YOUR INSTRUCTIONS: Each entry has to be copied exactly, with nothing missed.
** begin **
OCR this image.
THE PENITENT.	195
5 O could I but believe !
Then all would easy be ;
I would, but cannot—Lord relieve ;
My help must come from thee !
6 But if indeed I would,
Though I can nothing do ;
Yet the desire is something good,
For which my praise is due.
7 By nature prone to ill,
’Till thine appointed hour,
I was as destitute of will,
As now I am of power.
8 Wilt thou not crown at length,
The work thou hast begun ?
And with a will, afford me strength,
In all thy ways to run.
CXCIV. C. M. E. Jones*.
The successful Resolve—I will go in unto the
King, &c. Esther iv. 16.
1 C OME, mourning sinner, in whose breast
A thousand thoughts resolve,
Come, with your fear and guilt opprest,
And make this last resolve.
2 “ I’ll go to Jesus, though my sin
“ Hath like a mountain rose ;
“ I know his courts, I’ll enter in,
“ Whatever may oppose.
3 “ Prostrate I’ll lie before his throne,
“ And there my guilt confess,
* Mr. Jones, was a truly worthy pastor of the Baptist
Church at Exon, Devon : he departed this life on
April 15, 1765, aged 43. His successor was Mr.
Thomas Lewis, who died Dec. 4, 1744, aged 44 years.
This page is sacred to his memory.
** end **
RESPONSE:
OCR this image.
THE PENITENT.	195
5 O could I but believe !
Then all would easy be ;
I would, but cannot—Lord relieve ;
My help must come from thee !
6 But if indeed I would,
Though I can nothing do ;
Yet the desire is something good,
For which my praise is due.
7 By nature prone to ill,
’Till thine appointed hour,
I was as destitute of will,
As now I am of power.
8 Wilt thou not crown at length,
The work thou hast begun ?
And with a will, afford me strength,
In all thy ways to run.
CXCIV. C. M. E. Jones*.
The successful Resolve—I will go in unto the
King, &c. Esther iv. 16.
1 C OME, mourning sinner, in whose breast
A thousand thoughts resolve,
Come, with your fear and guilt opprest,
And make this last resolve.
2 “ I’ll go to Jesus, though my sin
“ Hath like a mountain rose ;
“ I know his courts, I’ll enter in,
“ Whatever may oppose.
3 “ Prostrate I’ll lie before his throne,
“ And there my guilt confess,
* Mr. Jones, was a truly worthy pastor of the Baptist
Church at Exon, Devon : he departed this life on
April 15, 1765, aged 43. His successor was Mr.
Thomas Lewis, who died Dec. 4, 1744, aged 44 years.
This page is sacred to his memory.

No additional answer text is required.